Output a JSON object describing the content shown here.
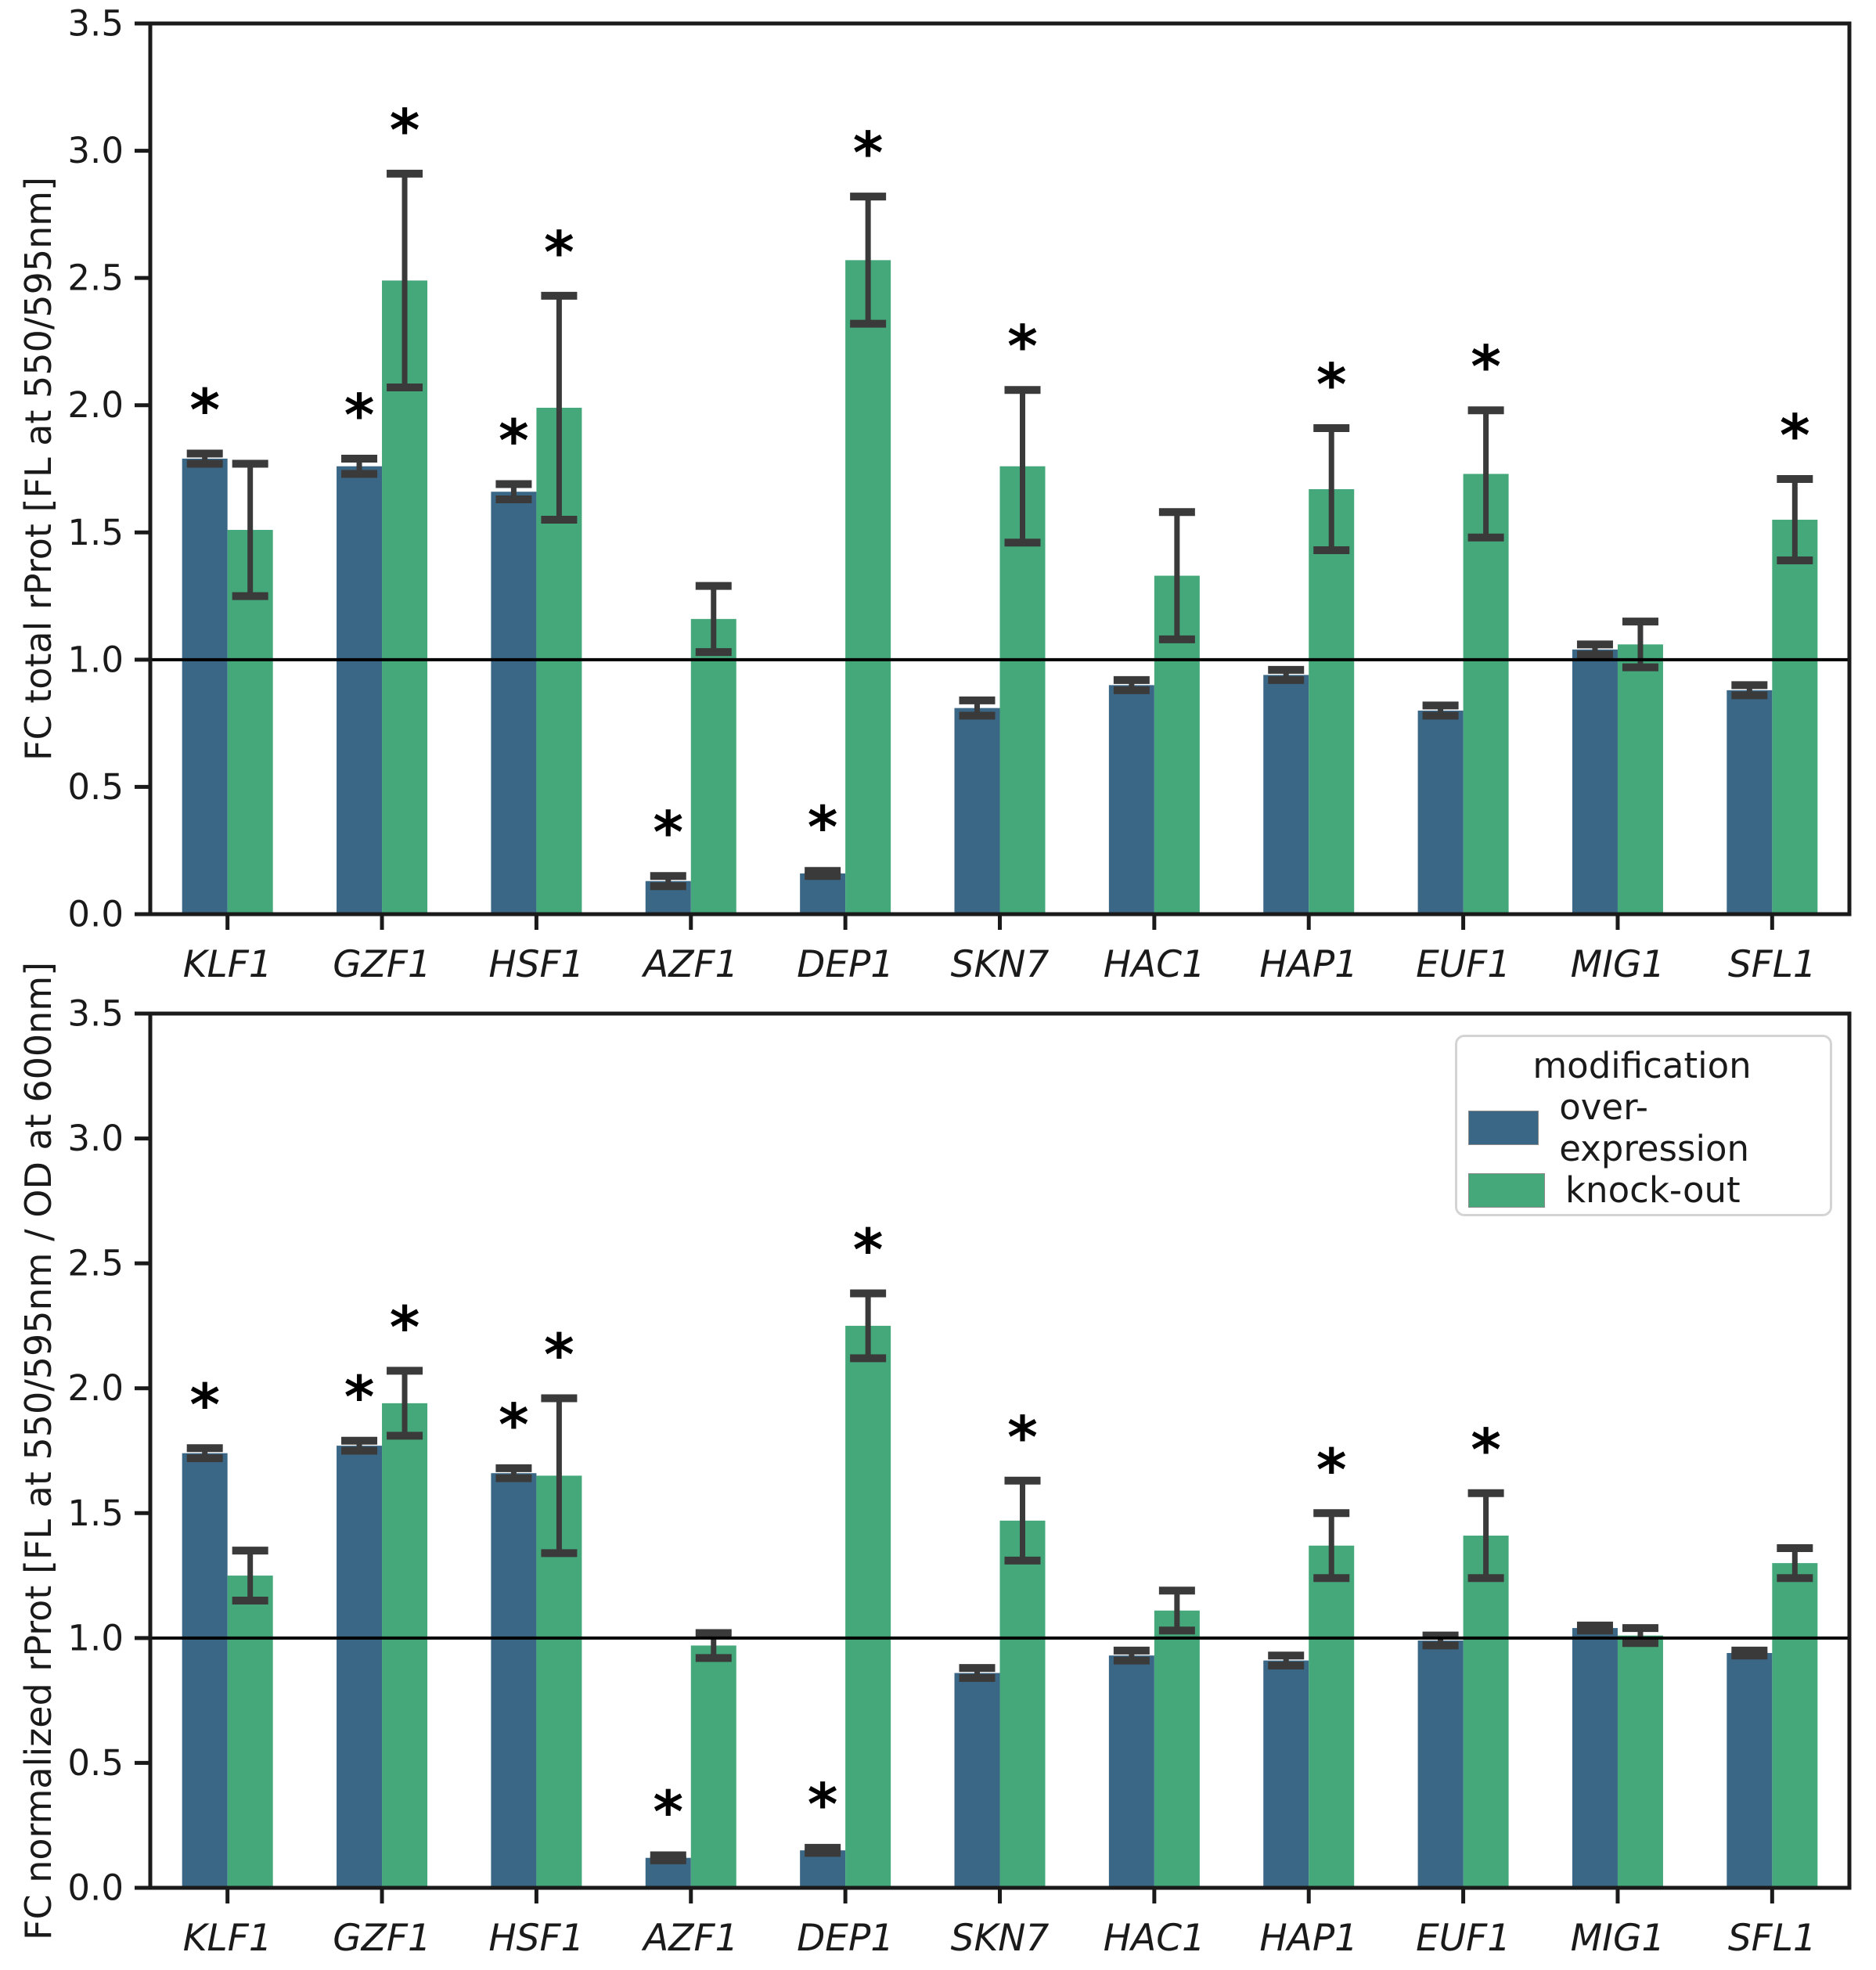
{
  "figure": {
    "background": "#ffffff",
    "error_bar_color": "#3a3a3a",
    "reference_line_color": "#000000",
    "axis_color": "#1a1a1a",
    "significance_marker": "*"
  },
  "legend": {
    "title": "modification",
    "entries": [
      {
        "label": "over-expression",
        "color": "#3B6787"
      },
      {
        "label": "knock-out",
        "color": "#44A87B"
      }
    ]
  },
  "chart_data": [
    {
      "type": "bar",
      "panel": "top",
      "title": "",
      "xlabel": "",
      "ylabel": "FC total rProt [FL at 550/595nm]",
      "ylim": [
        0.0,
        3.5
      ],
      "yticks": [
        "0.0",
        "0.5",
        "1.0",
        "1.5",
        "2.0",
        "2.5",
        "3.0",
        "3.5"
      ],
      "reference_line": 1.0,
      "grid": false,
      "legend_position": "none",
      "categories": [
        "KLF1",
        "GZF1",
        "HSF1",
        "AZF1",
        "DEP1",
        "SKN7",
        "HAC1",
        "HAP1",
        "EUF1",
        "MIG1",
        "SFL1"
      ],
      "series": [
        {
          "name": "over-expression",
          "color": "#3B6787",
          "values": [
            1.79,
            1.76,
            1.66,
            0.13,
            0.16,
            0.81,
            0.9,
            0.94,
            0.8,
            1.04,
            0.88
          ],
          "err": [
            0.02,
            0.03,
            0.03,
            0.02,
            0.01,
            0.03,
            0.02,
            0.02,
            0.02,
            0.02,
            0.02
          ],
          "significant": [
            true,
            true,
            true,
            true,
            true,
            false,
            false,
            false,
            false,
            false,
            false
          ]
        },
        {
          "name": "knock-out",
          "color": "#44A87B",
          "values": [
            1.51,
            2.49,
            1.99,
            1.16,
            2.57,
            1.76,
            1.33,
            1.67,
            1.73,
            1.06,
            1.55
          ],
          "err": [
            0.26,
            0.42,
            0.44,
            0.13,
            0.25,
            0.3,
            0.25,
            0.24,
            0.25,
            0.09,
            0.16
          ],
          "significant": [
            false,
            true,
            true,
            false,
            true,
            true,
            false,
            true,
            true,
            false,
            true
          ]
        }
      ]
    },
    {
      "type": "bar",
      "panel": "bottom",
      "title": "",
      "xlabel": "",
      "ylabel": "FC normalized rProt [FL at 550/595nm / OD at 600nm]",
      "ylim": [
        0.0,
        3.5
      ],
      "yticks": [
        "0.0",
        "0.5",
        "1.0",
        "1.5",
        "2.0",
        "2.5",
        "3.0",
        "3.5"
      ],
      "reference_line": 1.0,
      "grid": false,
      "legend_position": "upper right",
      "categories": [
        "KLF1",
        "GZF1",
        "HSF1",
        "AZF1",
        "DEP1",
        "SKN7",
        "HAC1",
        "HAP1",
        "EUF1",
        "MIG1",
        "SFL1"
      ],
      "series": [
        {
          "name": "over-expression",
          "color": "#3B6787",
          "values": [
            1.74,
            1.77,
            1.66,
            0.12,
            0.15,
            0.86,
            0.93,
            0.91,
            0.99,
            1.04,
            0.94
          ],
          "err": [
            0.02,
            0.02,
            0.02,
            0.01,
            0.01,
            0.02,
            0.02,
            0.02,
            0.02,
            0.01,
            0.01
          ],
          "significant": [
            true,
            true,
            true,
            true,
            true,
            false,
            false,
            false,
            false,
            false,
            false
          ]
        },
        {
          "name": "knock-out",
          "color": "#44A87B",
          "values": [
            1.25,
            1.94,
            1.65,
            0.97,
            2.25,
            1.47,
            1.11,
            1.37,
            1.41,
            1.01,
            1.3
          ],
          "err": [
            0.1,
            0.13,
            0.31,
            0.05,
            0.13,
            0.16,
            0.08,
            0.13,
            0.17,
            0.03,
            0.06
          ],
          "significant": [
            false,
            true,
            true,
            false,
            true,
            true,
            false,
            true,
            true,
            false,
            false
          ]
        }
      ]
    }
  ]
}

§ **TO BE DONE**: Transcribe the records word for word and include no pictures.

§ **WRITTEN RESPONSE**:
Output a JSON object describing the content shown here.
{
  "figure": {
    "background": "#ffffff",
    "error_bar_color": "#3a3a3a",
    "reference_line_color": "#000000",
    "axis_color": "#1a1a1a",
    "significance_marker": "*"
  },
  "legend": {
    "title": "modification",
    "entries": [
      {
        "label": "over-expression",
        "color": "#3B6787"
      },
      {
        "label": "knock-out",
        "color": "#44A87B"
      }
    ]
  },
  "chart_data": [
    {
      "type": "bar",
      "panel": "top",
      "title": "",
      "xlabel": "",
      "ylabel": "FC total rProt [FL at 550/595nm]",
      "ylim": [
        0.0,
        3.5
      ],
      "yticks": [
        "0.0",
        "0.5",
        "1.0",
        "1.5",
        "2.0",
        "2.5",
        "3.0",
        "3.5"
      ],
      "reference_line": 1.0,
      "grid": false,
      "legend_position": "none",
      "categories": [
        "KLF1",
        "GZF1",
        "HSF1",
        "AZF1",
        "DEP1",
        "SKN7",
        "HAC1",
        "HAP1",
        "EUF1",
        "MIG1",
        "SFL1"
      ],
      "series": [
        {
          "name": "over-expression",
          "color": "#3B6787",
          "values": [
            1.79,
            1.76,
            1.66,
            0.13,
            0.16,
            0.81,
            0.9,
            0.94,
            0.8,
            1.04,
            0.88
          ],
          "err": [
            0.02,
            0.03,
            0.03,
            0.02,
            0.01,
            0.03,
            0.02,
            0.02,
            0.02,
            0.02,
            0.02
          ],
          "significant": [
            true,
            true,
            true,
            true,
            true,
            false,
            false,
            false,
            false,
            false,
            false
          ]
        },
        {
          "name": "knock-out",
          "color": "#44A87B",
          "values": [
            1.51,
            2.49,
            1.99,
            1.16,
            2.57,
            1.76,
            1.33,
            1.67,
            1.73,
            1.06,
            1.55
          ],
          "err": [
            0.26,
            0.42,
            0.44,
            0.13,
            0.25,
            0.3,
            0.25,
            0.24,
            0.25,
            0.09,
            0.16
          ],
          "significant": [
            false,
            true,
            true,
            false,
            true,
            true,
            false,
            true,
            true,
            false,
            true
          ]
        }
      ]
    },
    {
      "type": "bar",
      "panel": "bottom",
      "title": "",
      "xlabel": "",
      "ylabel": "FC normalized rProt [FL at 550/595nm / OD at 600nm]",
      "ylim": [
        0.0,
        3.5
      ],
      "yticks": [
        "0.0",
        "0.5",
        "1.0",
        "1.5",
        "2.0",
        "2.5",
        "3.0",
        "3.5"
      ],
      "reference_line": 1.0,
      "grid": false,
      "legend_position": "upper right",
      "categories": [
        "KLF1",
        "GZF1",
        "HSF1",
        "AZF1",
        "DEP1",
        "SKN7",
        "HAC1",
        "HAP1",
        "EUF1",
        "MIG1",
        "SFL1"
      ],
      "series": [
        {
          "name": "over-expression",
          "color": "#3B6787",
          "values": [
            1.74,
            1.77,
            1.66,
            0.12,
            0.15,
            0.86,
            0.93,
            0.91,
            0.99,
            1.04,
            0.94
          ],
          "err": [
            0.02,
            0.02,
            0.02,
            0.01,
            0.01,
            0.02,
            0.02,
            0.02,
            0.02,
            0.01,
            0.01
          ],
          "significant": [
            true,
            true,
            true,
            true,
            true,
            false,
            false,
            false,
            false,
            false,
            false
          ]
        },
        {
          "name": "knock-out",
          "color": "#44A87B",
          "values": [
            1.25,
            1.94,
            1.65,
            0.97,
            2.25,
            1.47,
            1.11,
            1.37,
            1.41,
            1.01,
            1.3
          ],
          "err": [
            0.1,
            0.13,
            0.31,
            0.05,
            0.13,
            0.16,
            0.08,
            0.13,
            0.17,
            0.03,
            0.06
          ],
          "significant": [
            false,
            true,
            true,
            false,
            true,
            true,
            false,
            true,
            true,
            false,
            false
          ]
        }
      ]
    }
  ]
}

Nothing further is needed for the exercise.